Your instructions -
Only the lines that contain the string "goût" belong in the answer; pull them from the records.

#####

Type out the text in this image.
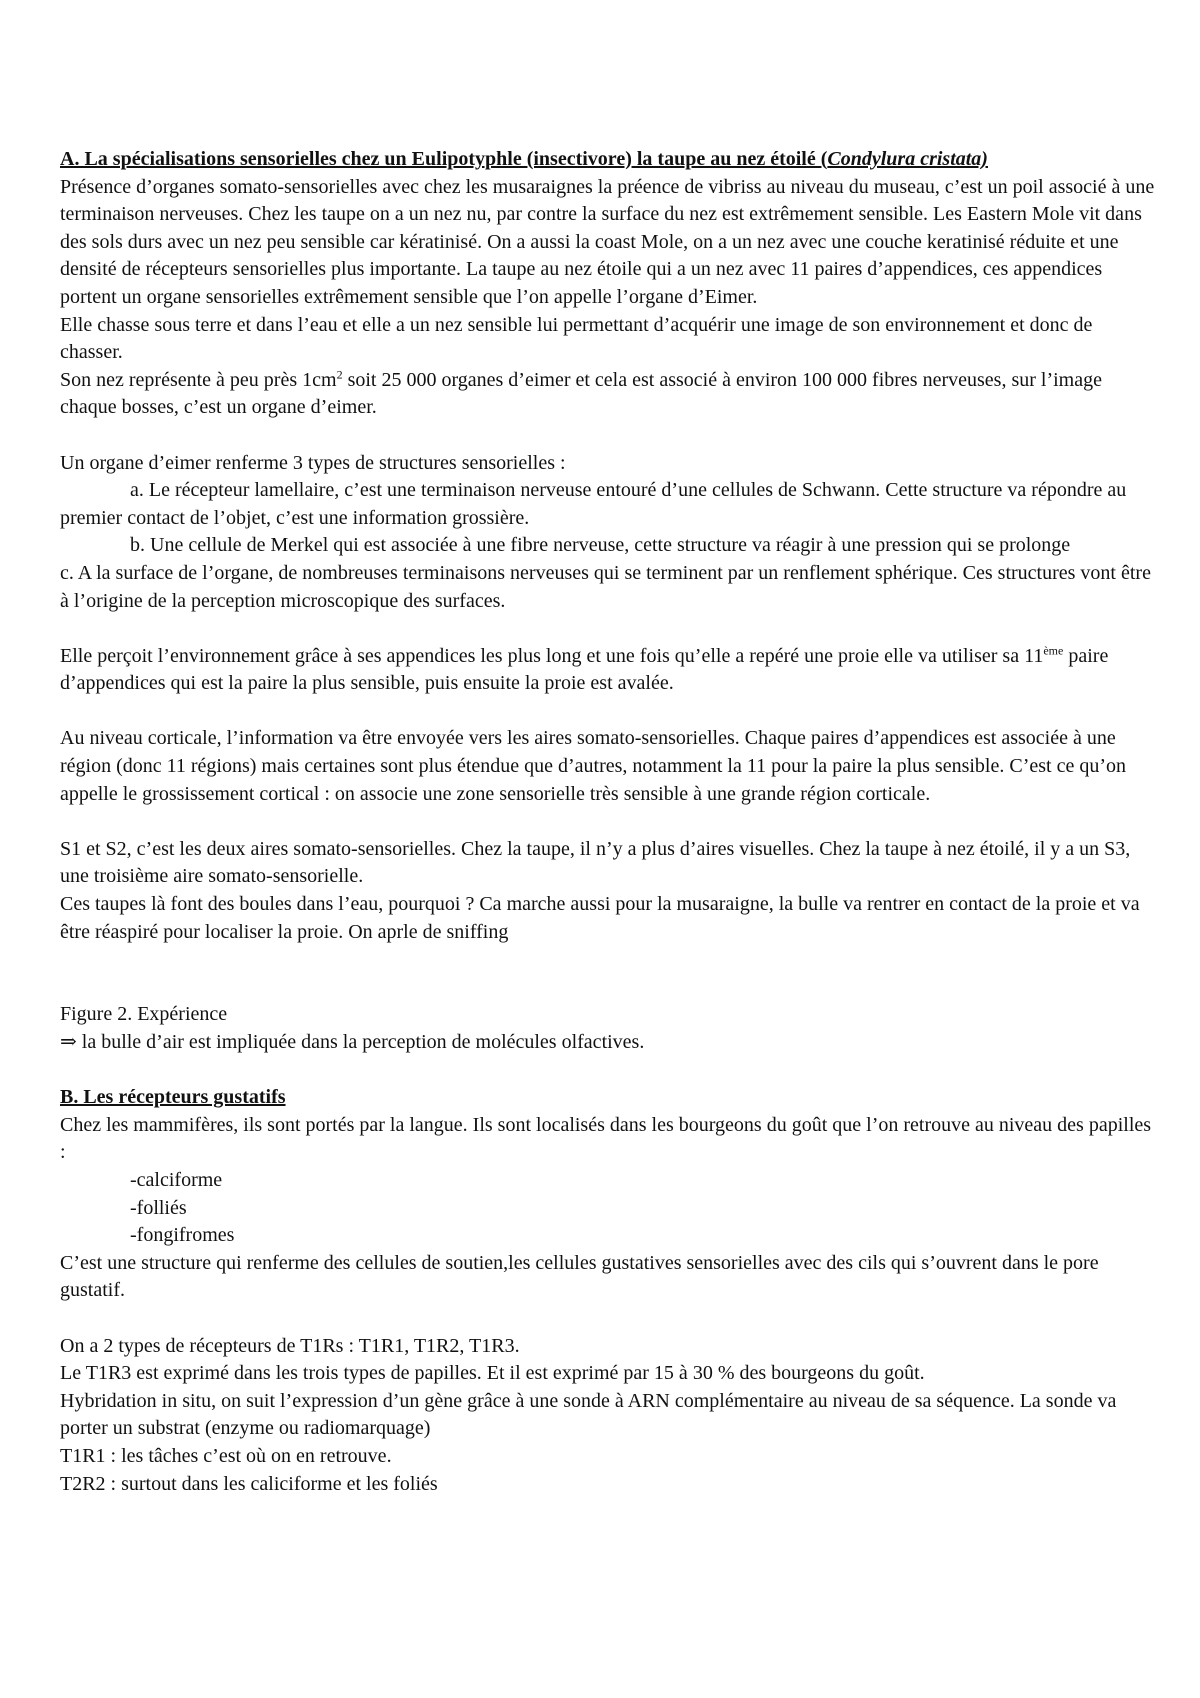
A. La spécialisations sensorielles chez un Eulipotyphle (insectivore) la taupe au nez étoilé (Condylura cristata)

Présence d’organes somato-sensorielles avec chez les musaraignes la préence de vibriss au niveau du museau, c’est un poil associé à une terminaison nerveuses. Chez les taupe on a un nez nu, par contre la surface du nez est extrêmement sensible. Les Eastern Mole vit dans des sols durs avec un nez peu sensible car kératinisé. On a aussi la coast Mole, on a un nez avec une couche keratinisé réduite et une densité de récepteurs sensorielles plus importante. La taupe au nez étoile qui a un nez avec 11 paires d’appendices, ces appendices portent un organe sensorielles extrêmement sensible que l’on appelle l’organe d’Eimer.

Elle chasse sous terre et dans l’eau et elle a un nez sensible lui permettant d’acquérir une image de son environnement et donc de chasser.

Son nez représente à peu près $1cm^2$ soit 25 000 organes d’eimer et cela est associé à environ 100 000 fibres nerveuses, sur l’image chaque bosses, c’est un organe d’eimer.

Un organe d’eimer renferme 3 types de structures sensorielles :

a. Le récepteur lamellaire, c’est une terminaison nerveuse entouré d’une cellules de Schwann. Cette structure va répondre au premier contact de l’objet, c’est une information grossière.

b. Une cellule de Merkel qui est associée à une fibre nerveuse, cette structure va réagir à une pression qui se prolonge

c. A la surface de l’organe, de nombreuses terminaisons nerveuses qui se terminent par un renflement sphérique. Ces structures vont être à l’origine de la perception microscopique des surfaces.

Elle perçoit l’environnement grâce à ses appendices les plus long et une fois qu’elle a repéré une proie elle va utiliser sa 11ème paire d’appendices qui est la paire la plus sensible, puis ensuite la proie est avalée.

Au niveau corticale, l’information va être envoyée vers les aires somato-sensorielles. Chaque paires d’appendices est associée à une région (donc 11 régions) mais certaines sont plus étendue que d’autres, notamment la 11 pour la paire la plus sensible. C’est ce qu’on appelle le grossissement cortical : on associe une zone sensorielle très sensible à une grande région corticale.

S1 et S2, c’est les deux aires somato-sensorielles. Chez la taupe, il n’y a plus d’aires visuelles. Chez la taupe à nez étoilé, il y a un S3, une troisième aire somato-sensorielle.

Ces taupes là font des boules dans l’eau, pourquoi ? Ca marche aussi pour la musaraigne, la bulle va rentrer en contact de la proie et va être réaspiré pour localiser la proie. On aprle de sniffing

Figure 2. Expérience

⇒ la bulle d’air est impliquée dans la perception de molécules olfactives.

B. Les récepteurs gustatifs

Chez les mammifères, ils sont portés par la langue. Ils sont localisés dans les bourgeons du goût que l’on retrouve au niveau des papilles :

-calciforme

-folliés

-fongifromes

C’est une structure qui renferme des cellules de soutien,les cellules gustatives sensorielles avec des cils qui s’ouvrent dans le pore gustatif.

On a 2 types de récepteurs de T1Rs : T1R1, T1R2, T1R3.

Le T1R3 est exprimé dans les trois types de papilles. Et il est exprimé par 15 à 30 % des bourgeons du goût.

Hybridation in situ, on suit l’expression d’un gène grâce à une sonde à ARN complémentaire au niveau de sa séquence. La sonde va porter un substrat (enzyme ou radiomarquage)

T1R1 : les tâches c’est où on en retrouve.

T2R2 : surtout dans les caliciforme et les foliés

#####

Completed task -
Chez les mammifères, ils sont portés par la langue. Ils sont localisés dans les bourgeons du goût que l’on retrouve au niveau des papilles :
Le T1R3 est exprimé dans les trois types de papilles. Et il est exprimé par 15 à 30 % des bourgeons du goût.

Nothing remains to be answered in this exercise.